#### [INSTRUCTIONS FOR THE TASK]
Take every line from the listing below that contains "wyceny".

#### [DATA IN THIS EXERCISE]
********
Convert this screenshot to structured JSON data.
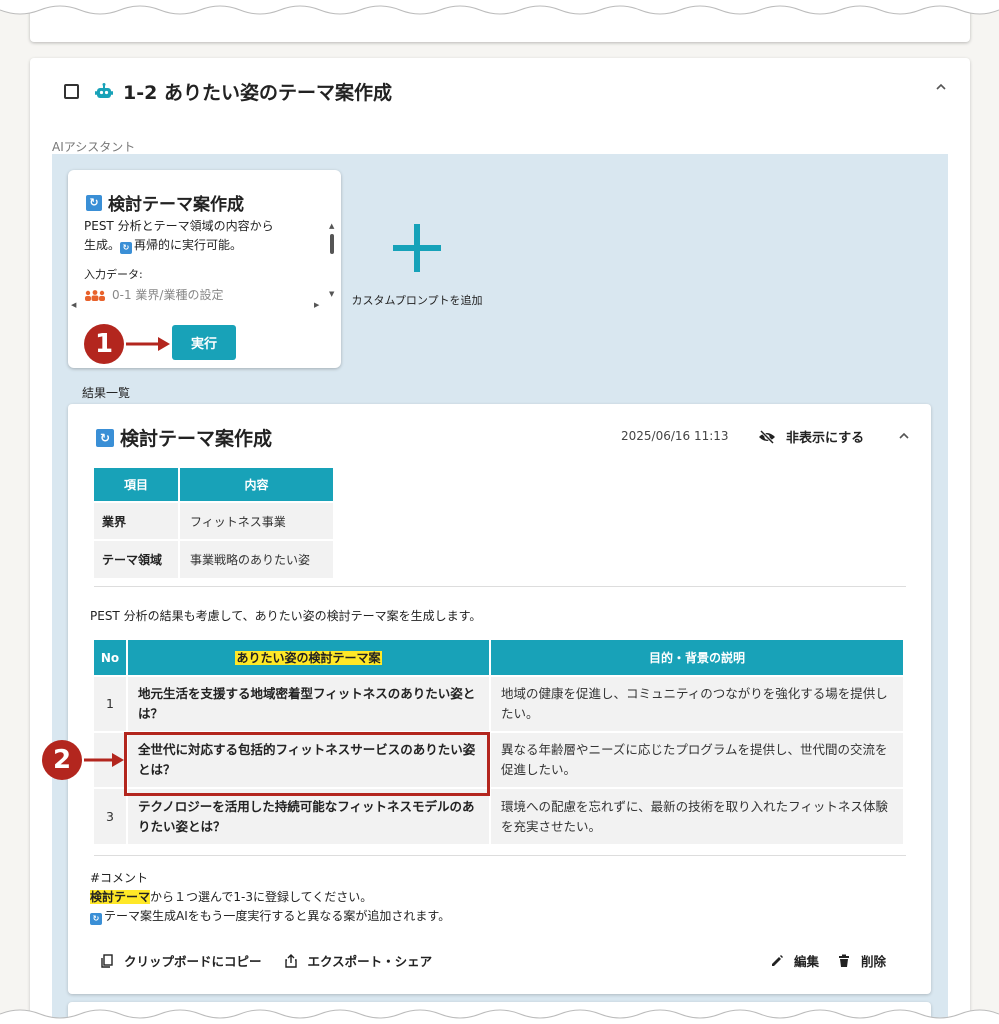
{
  "section": {
    "title": "1-2 ありたい姿のテーマ案作成",
    "ai_assistant_label": "AIアシスタント",
    "results_label": "結果一覧"
  },
  "prompt_card": {
    "title": "検討テーマ案作成",
    "desc_line1": "PEST 分析とテーマ領域の内容から",
    "desc_line2_prefix": "生成。",
    "desc_line2_suffix": "再帰的に実行可能。",
    "input_label": "入力データ:",
    "input_item": "0-1 業界/業種の設定",
    "run_label": "実行"
  },
  "add_prompt": {
    "label": "カスタムプロンプトを追加"
  },
  "result": {
    "title": "検討テーマ案作成",
    "timestamp": "2025/06/16 11:13",
    "hide_label": "非表示にする",
    "info_headers": [
      "項目",
      "内容"
    ],
    "info_rows": [
      {
        "key": "業界",
        "value": "フィットネス事業"
      },
      {
        "key": "テーマ領域",
        "value": "事業戦略のありたい姿"
      }
    ],
    "pest_note": "PEST 分析の結果も考慮して、ありたい姿の検討テーマ案を生成します。",
    "theme_headers": [
      "No",
      "ありたい姿の検討テーマ案",
      "目的・背景の説明"
    ],
    "theme_rows": [
      {
        "no": "1",
        "theme": "地元生活を支援する地域密着型フィットネスのありたい姿とは？",
        "purpose": "地域の健康を促進し、コミュニティのつながりを強化する場を提供したい。"
      },
      {
        "no": "",
        "theme": "全世代に対応する包括的フィットネスサービスのありたい姿とは？",
        "purpose": "異なる年齢層やニーズに応じたプログラムを提供し、世代間の交流を促進したい。"
      },
      {
        "no": "3",
        "theme": "テクノロジーを活用した持続可能なフィットネスモデルのありたい姿とは？",
        "purpose": "環境への配慮を忘れずに、最新の技術を取り入れたフィットネス体験を充実させたい。"
      }
    ],
    "comment_heading": "#コメント",
    "comment_hl": "検討テーマ",
    "comment_line1_rest": "から１つ選んで1-3に登録してください。",
    "comment_line2": "テーマ案生成AIをもう一度実行すると異なる案が追加されます。",
    "copy_label": "クリップボードにコピー",
    "export_label": "エクスポート・シェア",
    "edit_label": "編集",
    "delete_label": "削除"
  },
  "annotations": {
    "marker1": "1",
    "marker2": "2"
  },
  "colors": {
    "accent": "#18a2b8",
    "annotation": "#b3261e",
    "highlight": "#ffe827",
    "panel": "#d9e7f0"
  },
  "icons": [
    "robot-icon",
    "ai-badge-icon",
    "people-icon",
    "plus-icon",
    "eye-off-icon",
    "chevron-up-icon",
    "clipboard-icon",
    "share-icon",
    "pencil-icon",
    "trash-icon"
  ]
}
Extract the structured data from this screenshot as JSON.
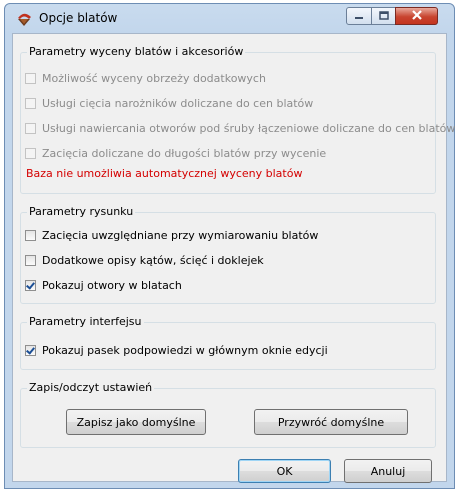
{
  "window": {
    "title": "Opcje blatów"
  },
  "pricing": {
    "legend": "Parametry wyceny blatów i akcesoriów",
    "options": [
      {
        "label": "Możliwość wyceny obrzeży dodatkowych",
        "checked": false,
        "enabled": false
      },
      {
        "label": "Usługi cięcia narożników doliczane do cen blatów",
        "checked": false,
        "enabled": false
      },
      {
        "label": "Usługi nawiercania otworów pod śruby łączeniowe doliczane do cen blatów",
        "checked": false,
        "enabled": false
      },
      {
        "label": "Zacięcia doliczane do długości blatów przy wycenie",
        "checked": false,
        "enabled": false
      }
    ],
    "warning": "Baza nie umożliwia automatycznej wyceny blatów"
  },
  "drawing": {
    "legend": "Parametry rysunku",
    "options": [
      {
        "label": "Zacięcia uwzględniane przy wymiarowaniu blatów",
        "checked": false,
        "enabled": true
      },
      {
        "label": "Dodatkowe opisy kątów, ścięć i doklejek",
        "checked": false,
        "enabled": true
      },
      {
        "label": "Pokazuj otwory w blatach",
        "checked": true,
        "enabled": true
      }
    ]
  },
  "interface": {
    "legend": "Parametry interfejsu",
    "options": [
      {
        "label": "Pokazuj pasek podpowiedzi w głównym oknie edycji",
        "checked": true,
        "enabled": true
      }
    ]
  },
  "settings_io": {
    "legend": "Zapis/odczyt ustawień",
    "save_default": "Zapisz jako domyślne",
    "restore_default": "Przywróć domyślne"
  },
  "footer": {
    "ok": "OK",
    "cancel": "Anuluj"
  },
  "icons": {
    "app": "app-icon",
    "minimize": "minimize-icon",
    "maximize": "maximize-icon",
    "close": "close-icon"
  },
  "colors": {
    "warning": "#d40000",
    "title_bar": "#c2d6ec",
    "close_button": "#c8442f"
  }
}
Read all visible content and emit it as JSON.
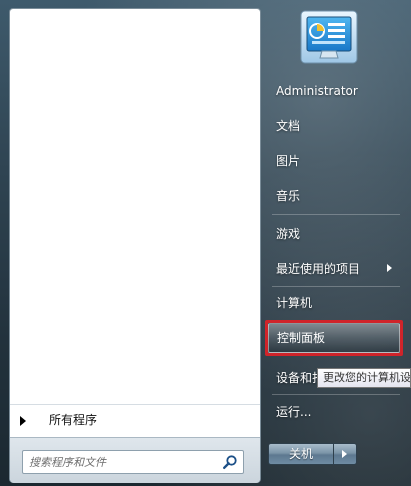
{
  "left_pane": {
    "all_programs_label": "所有程序",
    "search": {
      "placeholder": "搜索程序和文件"
    }
  },
  "right_pane": {
    "items": [
      {
        "label": "Administrator"
      },
      {
        "label": "文档"
      },
      {
        "label": "图片"
      },
      {
        "label": "音乐"
      },
      {
        "label": "游戏"
      },
      {
        "label": "最近使用的项目"
      },
      {
        "label": "计算机"
      },
      {
        "label": "控制面板"
      },
      {
        "label": "设备和打"
      },
      {
        "label": "运行..."
      }
    ],
    "tooltip": "更改您的计算机设置",
    "shutdown_label": "关机"
  },
  "colors": {
    "highlight_border": "#d0242a"
  },
  "icons": {
    "avatar": "control-panel-avatar-icon",
    "search": "search-icon",
    "submenu": "chevron-right-icon",
    "all_programs": "triangle-right-icon"
  }
}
********
#### [FULL SOLUTION]
    "legend": "Parametry wyceny blatów i akcesoriów",
        "label": "Możliwość wyceny obrzeży dodatkowych",
    "warning": "Baza nie umożliwia automatycznej wyceny blatów"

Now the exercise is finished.